• _Task inputs_:

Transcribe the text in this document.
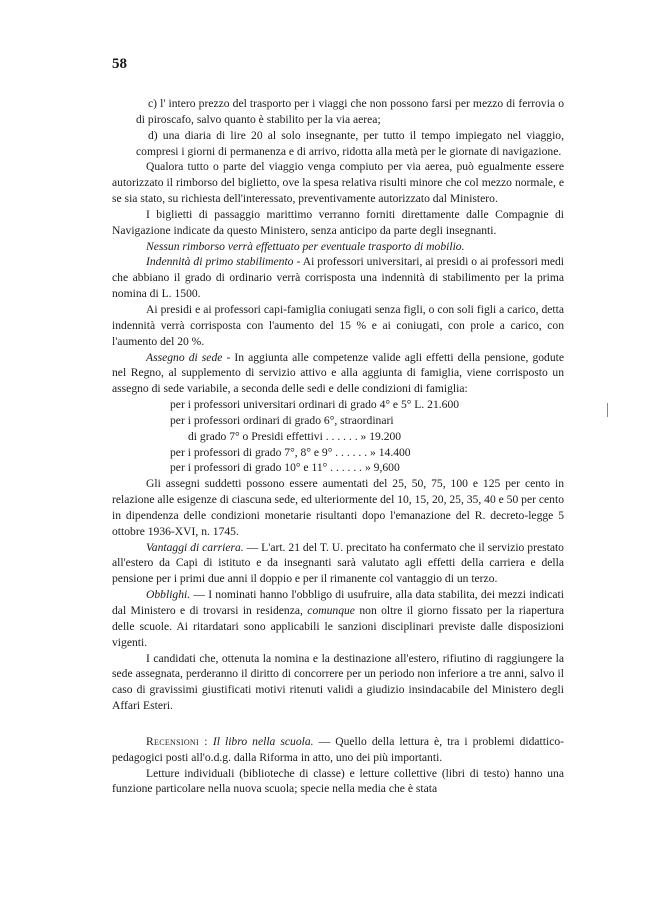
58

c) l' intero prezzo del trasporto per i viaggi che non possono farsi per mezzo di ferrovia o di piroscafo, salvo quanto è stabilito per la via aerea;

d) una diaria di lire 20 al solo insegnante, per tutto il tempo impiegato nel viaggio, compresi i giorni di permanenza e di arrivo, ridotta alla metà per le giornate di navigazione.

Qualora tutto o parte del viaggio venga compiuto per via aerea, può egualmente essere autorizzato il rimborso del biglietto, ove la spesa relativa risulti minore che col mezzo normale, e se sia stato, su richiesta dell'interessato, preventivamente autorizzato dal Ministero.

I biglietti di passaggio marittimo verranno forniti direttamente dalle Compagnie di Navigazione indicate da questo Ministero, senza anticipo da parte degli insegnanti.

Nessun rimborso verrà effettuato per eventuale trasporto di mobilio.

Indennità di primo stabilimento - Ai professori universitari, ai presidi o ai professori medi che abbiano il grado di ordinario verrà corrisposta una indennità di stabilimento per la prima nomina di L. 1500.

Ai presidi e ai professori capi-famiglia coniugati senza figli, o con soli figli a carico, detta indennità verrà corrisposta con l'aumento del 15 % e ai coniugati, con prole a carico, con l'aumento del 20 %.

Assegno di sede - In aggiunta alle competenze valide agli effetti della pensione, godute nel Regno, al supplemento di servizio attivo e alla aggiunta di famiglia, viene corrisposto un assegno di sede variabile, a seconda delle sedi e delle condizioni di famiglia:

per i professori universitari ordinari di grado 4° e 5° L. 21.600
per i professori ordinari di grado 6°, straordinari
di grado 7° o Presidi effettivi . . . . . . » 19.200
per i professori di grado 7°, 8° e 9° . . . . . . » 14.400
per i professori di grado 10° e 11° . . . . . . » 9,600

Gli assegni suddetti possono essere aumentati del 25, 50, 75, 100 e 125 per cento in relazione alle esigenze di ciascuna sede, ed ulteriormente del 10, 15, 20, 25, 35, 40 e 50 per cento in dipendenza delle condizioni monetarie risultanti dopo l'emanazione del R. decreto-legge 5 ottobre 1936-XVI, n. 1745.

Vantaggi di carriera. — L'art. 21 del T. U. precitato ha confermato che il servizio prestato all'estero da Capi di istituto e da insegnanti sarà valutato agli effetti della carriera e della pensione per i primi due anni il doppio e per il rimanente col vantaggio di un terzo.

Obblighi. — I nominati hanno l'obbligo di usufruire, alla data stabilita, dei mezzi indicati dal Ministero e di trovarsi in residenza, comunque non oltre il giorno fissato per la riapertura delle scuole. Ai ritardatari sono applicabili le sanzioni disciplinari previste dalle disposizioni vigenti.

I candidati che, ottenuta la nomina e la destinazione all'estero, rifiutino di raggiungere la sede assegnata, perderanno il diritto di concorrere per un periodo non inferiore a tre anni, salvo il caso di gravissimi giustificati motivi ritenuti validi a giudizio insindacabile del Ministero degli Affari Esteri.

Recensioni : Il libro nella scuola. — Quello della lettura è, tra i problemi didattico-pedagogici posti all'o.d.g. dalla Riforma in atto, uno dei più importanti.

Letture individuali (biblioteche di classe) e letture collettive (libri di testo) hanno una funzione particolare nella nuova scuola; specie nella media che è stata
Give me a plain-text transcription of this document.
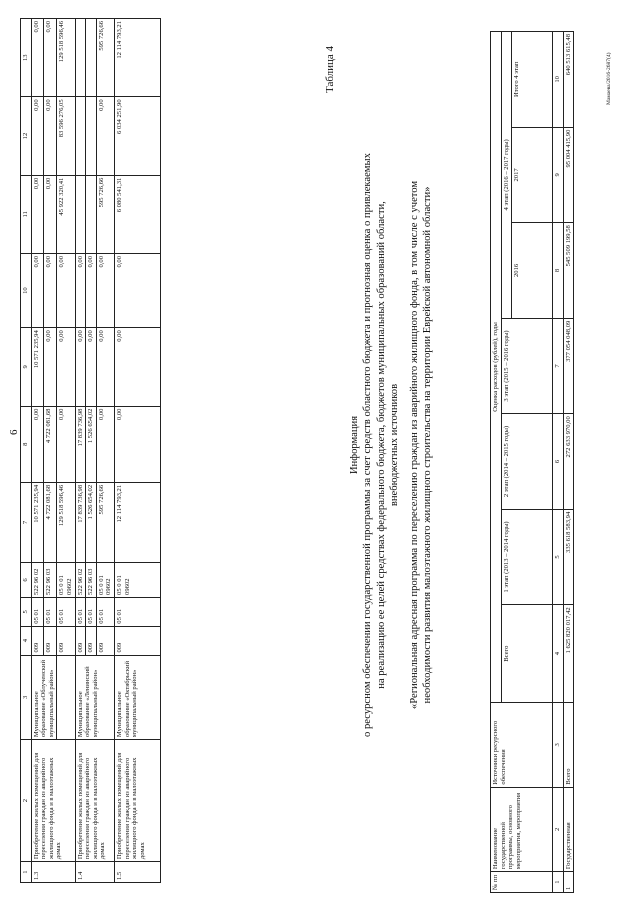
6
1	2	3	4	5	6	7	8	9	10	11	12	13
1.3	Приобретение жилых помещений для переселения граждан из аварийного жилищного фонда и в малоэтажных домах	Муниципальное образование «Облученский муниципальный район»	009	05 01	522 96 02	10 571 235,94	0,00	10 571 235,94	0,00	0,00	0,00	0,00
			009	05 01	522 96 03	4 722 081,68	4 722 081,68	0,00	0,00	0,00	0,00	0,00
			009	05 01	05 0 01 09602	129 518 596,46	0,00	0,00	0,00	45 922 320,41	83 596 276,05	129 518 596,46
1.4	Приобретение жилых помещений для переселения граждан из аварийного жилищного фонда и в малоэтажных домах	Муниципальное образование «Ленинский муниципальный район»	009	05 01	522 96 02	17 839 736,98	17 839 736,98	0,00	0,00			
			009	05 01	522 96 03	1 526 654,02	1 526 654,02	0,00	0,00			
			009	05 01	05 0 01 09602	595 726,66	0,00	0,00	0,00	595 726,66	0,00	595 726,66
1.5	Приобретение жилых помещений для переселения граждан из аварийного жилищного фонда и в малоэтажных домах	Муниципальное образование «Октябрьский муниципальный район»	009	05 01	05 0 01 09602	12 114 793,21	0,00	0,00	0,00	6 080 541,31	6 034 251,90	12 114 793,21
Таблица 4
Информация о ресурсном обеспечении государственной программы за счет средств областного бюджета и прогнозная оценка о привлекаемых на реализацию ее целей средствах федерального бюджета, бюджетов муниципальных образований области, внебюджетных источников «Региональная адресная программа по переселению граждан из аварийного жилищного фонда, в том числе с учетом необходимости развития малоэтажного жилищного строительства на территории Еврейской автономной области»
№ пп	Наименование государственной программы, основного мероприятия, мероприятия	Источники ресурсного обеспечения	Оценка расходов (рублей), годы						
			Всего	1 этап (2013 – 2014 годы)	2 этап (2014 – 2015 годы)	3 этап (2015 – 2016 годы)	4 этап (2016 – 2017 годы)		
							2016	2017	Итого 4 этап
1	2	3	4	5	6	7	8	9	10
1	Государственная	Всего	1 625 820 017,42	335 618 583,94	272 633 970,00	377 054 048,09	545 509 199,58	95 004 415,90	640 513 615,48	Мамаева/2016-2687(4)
==
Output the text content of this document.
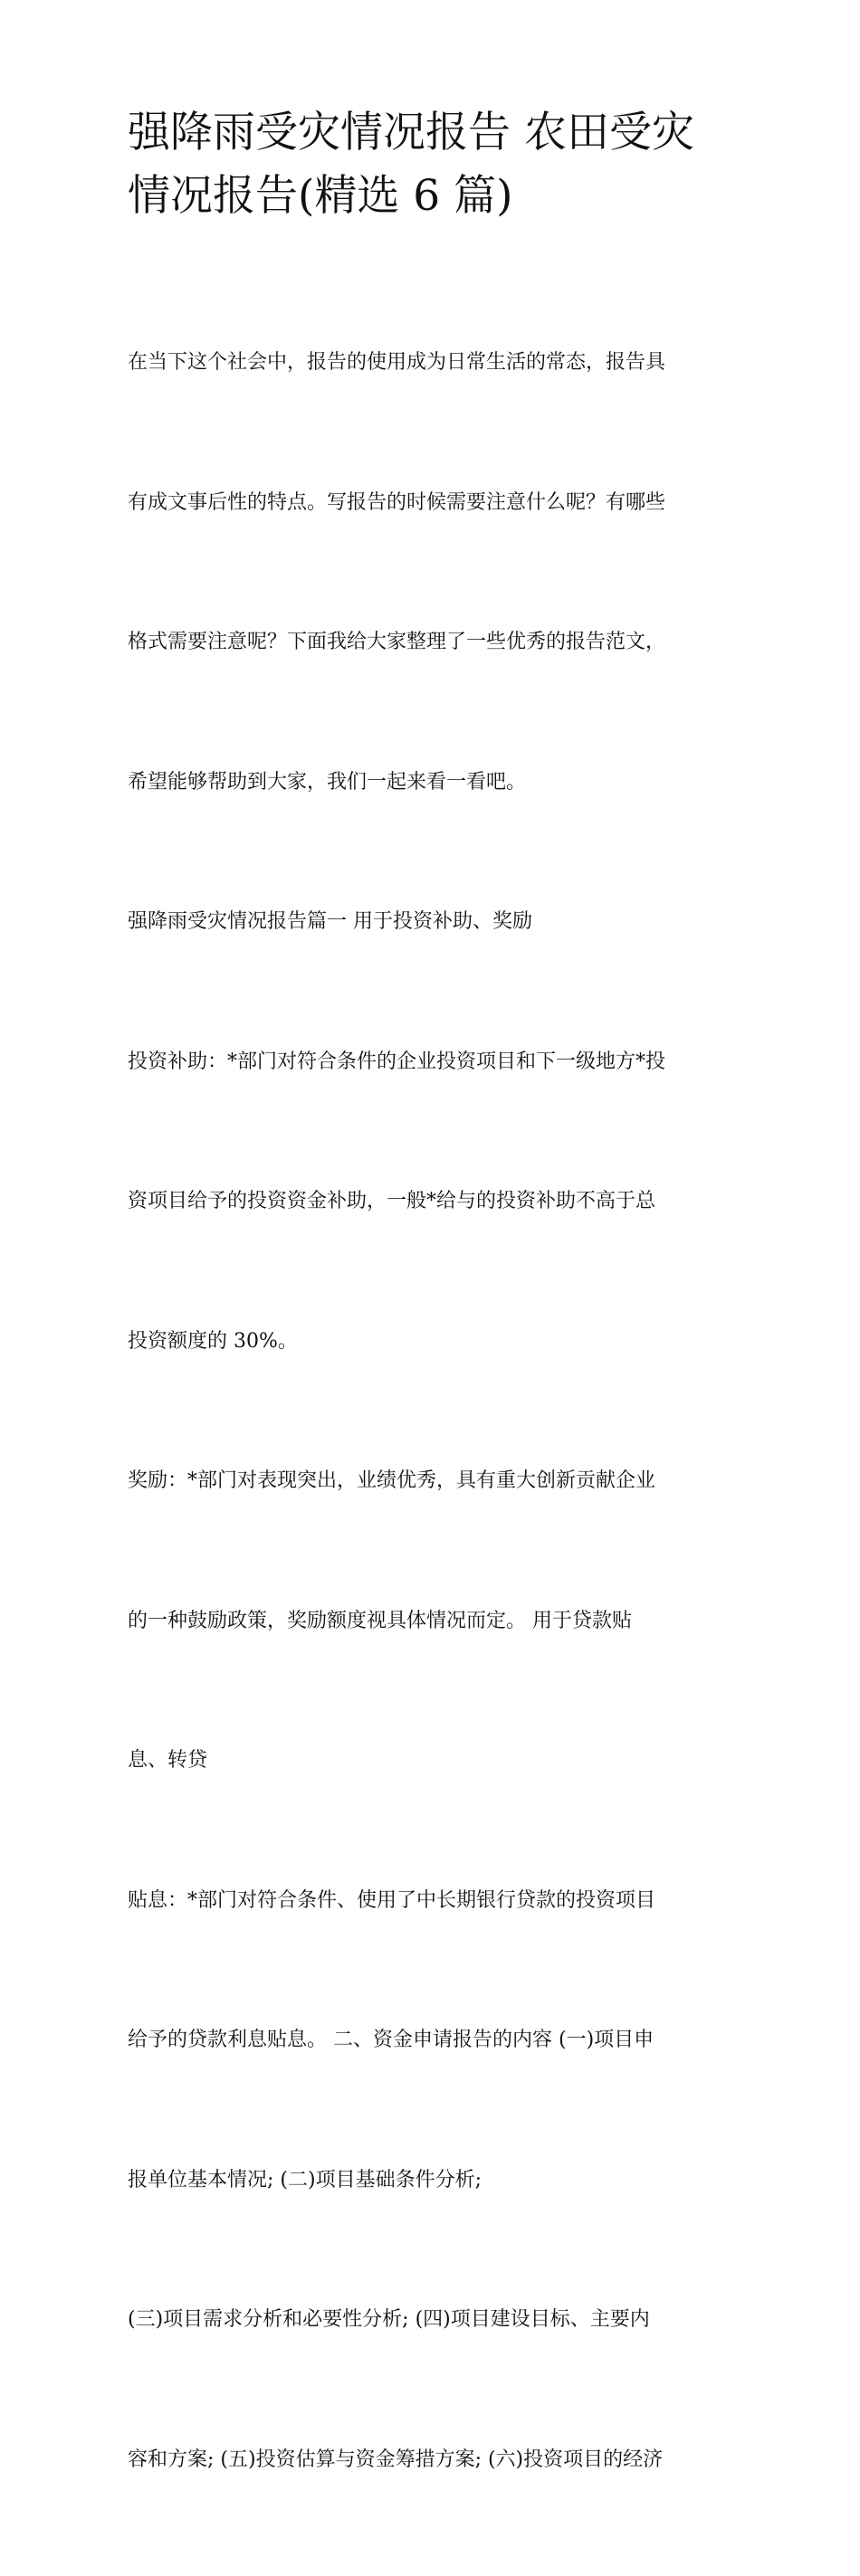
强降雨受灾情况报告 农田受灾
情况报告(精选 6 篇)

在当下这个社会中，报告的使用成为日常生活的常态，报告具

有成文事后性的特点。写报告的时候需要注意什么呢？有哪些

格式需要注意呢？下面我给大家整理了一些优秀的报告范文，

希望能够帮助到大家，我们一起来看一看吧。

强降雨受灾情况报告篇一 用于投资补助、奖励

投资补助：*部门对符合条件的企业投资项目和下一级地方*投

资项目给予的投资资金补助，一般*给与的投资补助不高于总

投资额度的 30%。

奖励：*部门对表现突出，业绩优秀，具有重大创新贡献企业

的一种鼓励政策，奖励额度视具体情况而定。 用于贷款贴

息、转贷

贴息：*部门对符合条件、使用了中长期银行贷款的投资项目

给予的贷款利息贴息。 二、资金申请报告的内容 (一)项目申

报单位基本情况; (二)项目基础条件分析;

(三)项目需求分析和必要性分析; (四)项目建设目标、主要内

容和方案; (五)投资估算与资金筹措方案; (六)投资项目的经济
* * *
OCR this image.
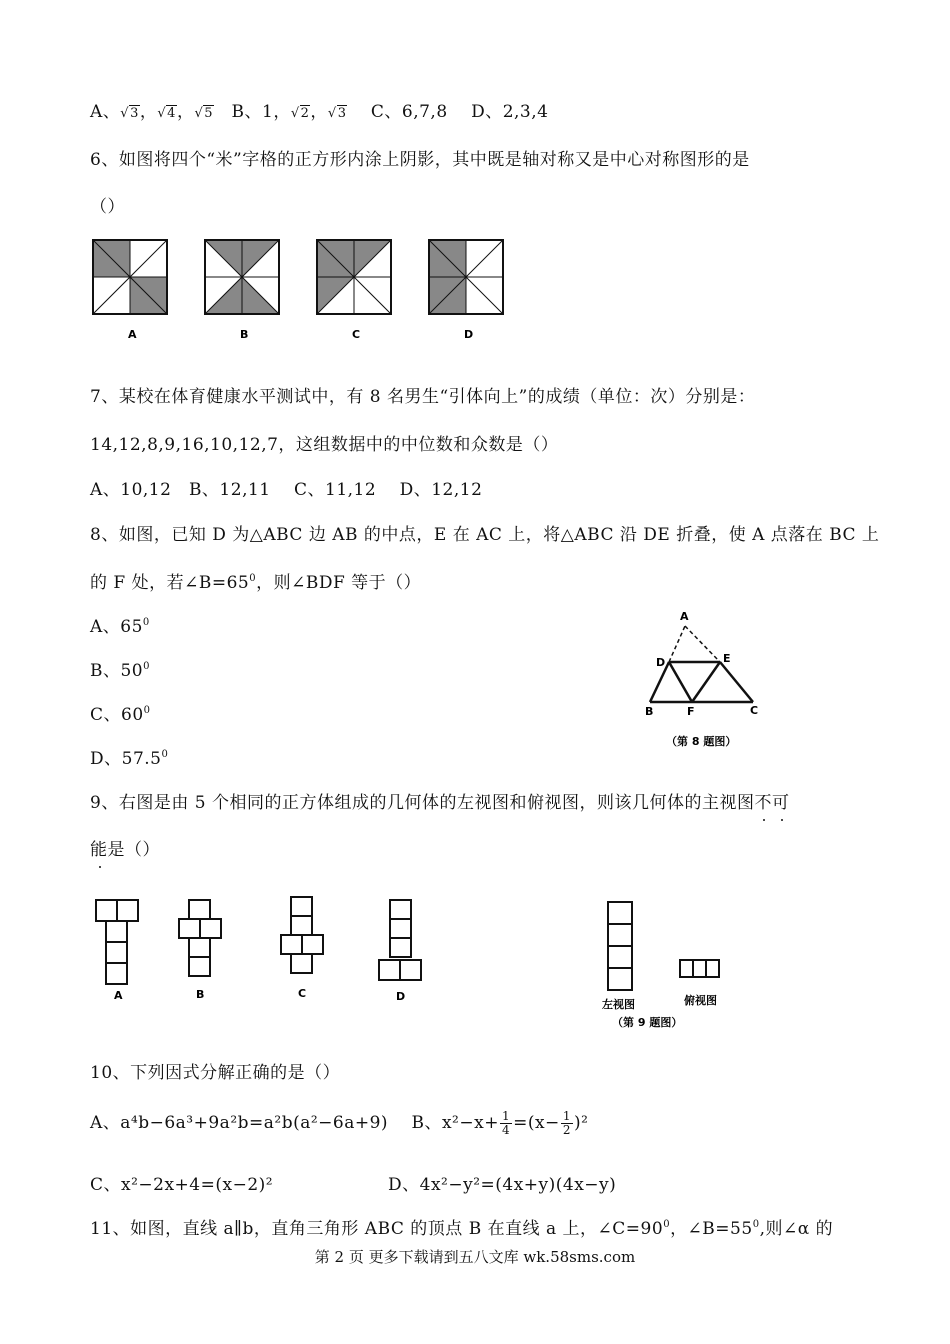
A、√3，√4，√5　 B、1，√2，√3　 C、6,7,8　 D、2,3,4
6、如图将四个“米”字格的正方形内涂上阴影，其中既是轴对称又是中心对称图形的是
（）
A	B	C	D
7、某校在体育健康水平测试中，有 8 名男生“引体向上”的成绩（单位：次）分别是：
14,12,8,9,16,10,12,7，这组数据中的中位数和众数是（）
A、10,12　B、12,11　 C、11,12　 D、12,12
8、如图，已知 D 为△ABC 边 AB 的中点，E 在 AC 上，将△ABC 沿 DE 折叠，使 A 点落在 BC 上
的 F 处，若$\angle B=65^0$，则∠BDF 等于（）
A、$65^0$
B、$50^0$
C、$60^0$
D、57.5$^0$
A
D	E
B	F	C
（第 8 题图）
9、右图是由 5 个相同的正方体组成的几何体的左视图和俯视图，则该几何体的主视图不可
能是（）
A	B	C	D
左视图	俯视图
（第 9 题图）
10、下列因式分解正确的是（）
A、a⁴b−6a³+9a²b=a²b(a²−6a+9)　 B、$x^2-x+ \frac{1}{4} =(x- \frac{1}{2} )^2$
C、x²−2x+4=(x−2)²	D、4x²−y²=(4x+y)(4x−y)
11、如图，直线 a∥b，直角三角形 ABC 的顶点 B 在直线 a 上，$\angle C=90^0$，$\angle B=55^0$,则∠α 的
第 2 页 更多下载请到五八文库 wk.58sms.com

• _Exercise objective_: In the records, locate each line holding the string "viaggio" and copy it.

• _Written solution_:
d) una diaria di lire 20 al solo insegnante, per tutto il tempo impiegato nel viaggio, compresi i giorni di permanenza e di arrivo, ridotta alla metà per le giornate di navigazione.
Qualora tutto o parte del viaggio venga compiuto per via aerea, può egualmente essere autorizzato il rimborso del biglietto, ove la spesa relativa risulti minore che col mezzo normale, e se sia stato, su richiesta dell'interessato, preventivamente autorizzato dal Ministero.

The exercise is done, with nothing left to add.